**Task to complete**
Output as a numbered list the part of the records that opens with the line containing "well-pink bbox=[2017, 1134, 2089, 1207]" and closes with the line containing "well-purple bbox=[2017, 491, 2089, 563]", including both of those lines. Leave out any blank lines.

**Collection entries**
········

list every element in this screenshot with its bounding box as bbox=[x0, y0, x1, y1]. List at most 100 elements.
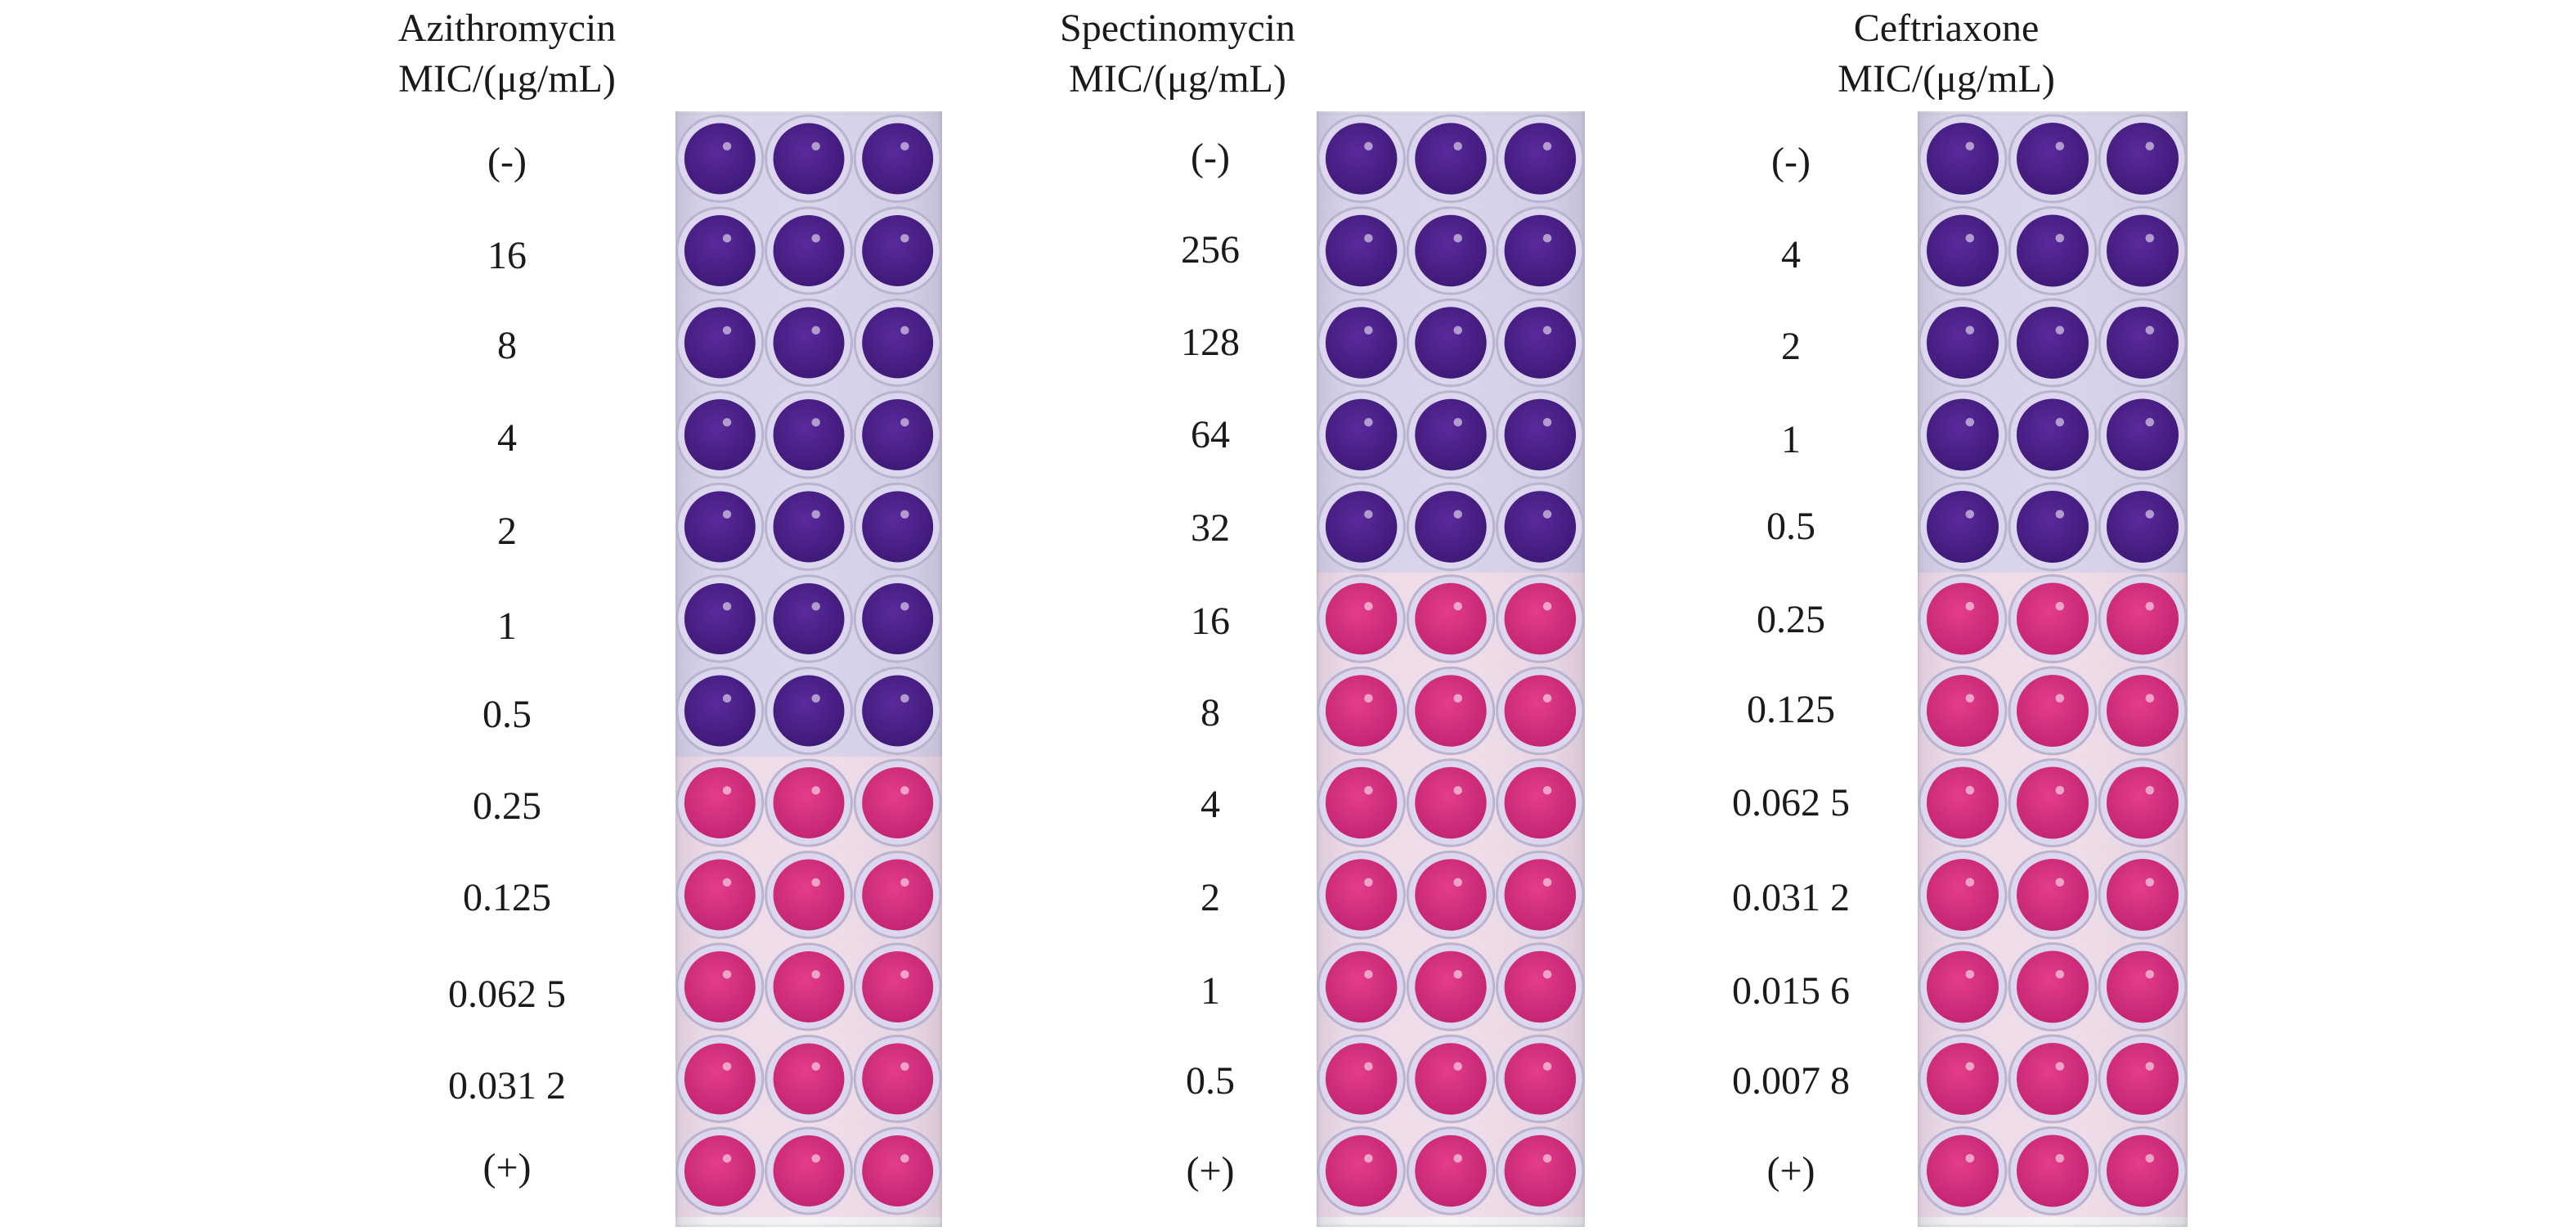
well-pink bbox=[2017, 1134, 2089, 1207]
conc-label: 64 bbox=[1191, 413, 1230, 456]
well-highlight bbox=[2145, 1153, 2155, 1163]
well-purple bbox=[1415, 491, 1487, 563]
well-highlight bbox=[900, 1154, 909, 1163]
well-purple bbox=[684, 123, 756, 195]
conc-label: (-) bbox=[487, 140, 527, 183]
antibiotic-name: Ceftriaxone bbox=[1853, 7, 2040, 50]
well-highlight bbox=[1364, 785, 1373, 795]
well-highlight bbox=[900, 694, 909, 703]
well-highlight bbox=[811, 234, 820, 243]
conc-label: 2 bbox=[497, 510, 517, 553]
conc-label: 32 bbox=[1191, 506, 1230, 550]
well-highlight bbox=[2145, 878, 2155, 887]
well-highlight bbox=[722, 510, 732, 519]
well-pink bbox=[2017, 950, 2089, 1023]
well-highlight bbox=[1542, 1062, 1552, 1071]
well-purple bbox=[773, 583, 845, 654]
well-pink bbox=[2017, 859, 2089, 931]
well-purple bbox=[773, 123, 845, 195]
well-pink bbox=[1504, 675, 1577, 747]
well-highlight bbox=[1453, 969, 1462, 979]
conc-label: 4 bbox=[1781, 233, 1801, 276]
well-highlight bbox=[2055, 142, 2065, 151]
conc-label: 8 bbox=[1200, 691, 1220, 735]
well-purple bbox=[684, 491, 756, 563]
well-purple bbox=[773, 215, 845, 286]
well-highlight bbox=[2055, 969, 2065, 979]
well-plate-strip bbox=[1918, 111, 2188, 1227]
well-highlight bbox=[1965, 1153, 1975, 1163]
well-purple bbox=[1927, 307, 1999, 379]
well-highlight bbox=[1364, 1153, 1373, 1163]
conc-label: 2 bbox=[1781, 325, 1801, 368]
well-highlight bbox=[2145, 233, 2155, 243]
well-highlight bbox=[1542, 1153, 1552, 1163]
well-pink bbox=[1927, 766, 1999, 839]
well-highlight bbox=[1965, 510, 1975, 519]
well-highlight bbox=[2055, 510, 2065, 519]
well-pink bbox=[684, 767, 756, 838]
unit-label: MIC/(μg/mL) bbox=[1838, 57, 2055, 101]
well-highlight bbox=[2055, 417, 2065, 427]
well-highlight bbox=[1965, 878, 1975, 887]
panel-title: Azithromycin MIC/(μg/mL) bbox=[335, 3, 679, 105]
well-purple bbox=[862, 307, 934, 379]
well-purple bbox=[2017, 491, 2089, 563]
conc-label: (-) bbox=[1191, 136, 1230, 179]
well-highlight bbox=[2055, 878, 2065, 887]
well-highlight bbox=[1542, 510, 1552, 519]
well-highlight bbox=[1453, 417, 1462, 427]
well-pink bbox=[2107, 1043, 2179, 1115]
antibiotic-name: Azithromycin bbox=[397, 7, 617, 50]
well-highlight bbox=[1965, 1062, 1975, 1071]
well-highlight bbox=[1542, 694, 1552, 703]
well-highlight bbox=[1965, 969, 1975, 979]
well-pink bbox=[862, 1135, 934, 1206]
well-highlight bbox=[1364, 142, 1373, 151]
well-purple bbox=[2017, 214, 2089, 287]
well-purple bbox=[1325, 214, 1398, 287]
well-pink bbox=[1415, 1134, 1487, 1207]
well-purple bbox=[684, 399, 756, 470]
well-highlight bbox=[722, 418, 732, 427]
well-highlight bbox=[2145, 969, 2155, 979]
well-highlight bbox=[1965, 142, 1975, 151]
well-purple bbox=[1415, 307, 1487, 379]
well-highlight bbox=[2145, 1062, 2155, 1071]
conc-label: 0.031 2 bbox=[1732, 876, 1850, 919]
well-pink bbox=[1504, 1043, 1577, 1115]
well-highlight bbox=[1453, 1153, 1462, 1163]
well-pink bbox=[1504, 859, 1577, 931]
well-highlight bbox=[722, 142, 732, 151]
conc-label: 256 bbox=[1181, 228, 1240, 272]
well-purple bbox=[1927, 491, 1999, 563]
well-highlight bbox=[2145, 785, 2155, 795]
conc-label: (+) bbox=[482, 1146, 532, 1189]
well-pink bbox=[1504, 950, 1577, 1023]
well-pink bbox=[773, 1135, 845, 1206]
well-purple bbox=[1504, 214, 1577, 287]
well-highlight bbox=[811, 970, 820, 979]
well-pink bbox=[862, 1043, 934, 1115]
well-purple bbox=[862, 123, 934, 195]
well-highlight bbox=[811, 878, 820, 887]
well-highlight bbox=[722, 786, 732, 795]
well-purple bbox=[1504, 491, 1577, 563]
well-highlight bbox=[811, 786, 820, 795]
well-pink bbox=[1927, 1134, 1999, 1207]
well-highlight bbox=[900, 326, 909, 335]
well-highlight bbox=[1453, 142, 1462, 151]
well-highlight bbox=[2145, 510, 2155, 519]
well-pink bbox=[2107, 1134, 2179, 1207]
well-purple bbox=[1415, 398, 1487, 471]
well-pink bbox=[2017, 1043, 2089, 1115]
well-purple bbox=[862, 675, 934, 747]
well-highlight bbox=[2145, 601, 2155, 611]
well-highlight bbox=[1965, 601, 1975, 611]
conc-label: 0.125 bbox=[1747, 688, 1835, 731]
well-pink bbox=[1325, 1134, 1398, 1207]
well-purple bbox=[1325, 491, 1398, 563]
well-highlight bbox=[1364, 694, 1373, 703]
well-pink bbox=[2107, 582, 2179, 655]
well-highlight bbox=[2055, 1062, 2065, 1071]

········

**Worked answer**
1. well-pink bbox=[2017, 1134, 2089, 1207]
2. conc-label: 64 bbox=[1191, 413, 1230, 456]
3. well-highlight bbox=[2145, 1153, 2155, 1163]
4. well-purple bbox=[1415, 491, 1487, 563]
5. well-highlight bbox=[900, 1154, 909, 1163]
6. well-purple bbox=[684, 123, 756, 195]
7. conc-label: (-) bbox=[487, 140, 527, 183]
8. antibiotic-name: Ceftriaxone bbox=[1853, 7, 2040, 50]
9. well-highlight bbox=[1364, 785, 1373, 795]
10. well-highlight bbox=[900, 694, 909, 703]
11. well-highlight bbox=[811, 234, 820, 243]
12. conc-label: 2 bbox=[497, 510, 517, 553]
13. conc-label: 32 bbox=[1191, 506, 1230, 550]
14. well-highlight bbox=[2145, 878, 2155, 887]
15. well-highlight bbox=[722, 510, 732, 519]
16. well-pink bbox=[2017, 950, 2089, 1023]
17. well-highlight bbox=[1542, 1062, 1552, 1071]
18. well-purple bbox=[773, 583, 845, 654]
19. well-pink bbox=[2017, 859, 2089, 931]
20. well-purple bbox=[773, 123, 845, 195]
21. well-pink bbox=[1504, 675, 1577, 747]
22. well-highlight bbox=[1453, 969, 1462, 979]
23. conc-label: 4 bbox=[1781, 233, 1801, 276]
24. well-highlight bbox=[2055, 142, 2065, 151]
25. conc-label: 8 bbox=[1200, 691, 1220, 735]
26. well-purple bbox=[684, 491, 756, 563]
27. well-purple bbox=[773, 215, 845, 286]
28. well-highlight bbox=[2055, 969, 2065, 979]
29. well-plate-strip bbox=[1918, 111, 2188, 1227]
30. well-highlight bbox=[1965, 1153, 1975, 1163]
31. well-purple bbox=[1927, 307, 1999, 379]
32. well-highlight bbox=[1364, 1153, 1373, 1163]
33. conc-label: 2 bbox=[1781, 325, 1801, 368]
34. well-highlight bbox=[2145, 233, 2155, 243]
35. well-highlight bbox=[1542, 1153, 1552, 1163]
36. well-pink bbox=[1927, 766, 1999, 839]
37. well-highlight bbox=[1965, 510, 1975, 519]
38. well-highlight bbox=[2055, 510, 2065, 519]
39. well-pink bbox=[684, 767, 756, 838]
40. unit-label: MIC/(μg/mL) bbox=[1838, 57, 2055, 101]
41. well-highlight bbox=[2055, 417, 2065, 427]
42. well-highlight bbox=[1965, 878, 1975, 887]
43. panel-title: Azithromycin MIC/(μg/mL) bbox=[335, 3, 679, 105]
44. well-purple bbox=[862, 307, 934, 379]
45. well-purple bbox=[2017, 491, 2089, 563]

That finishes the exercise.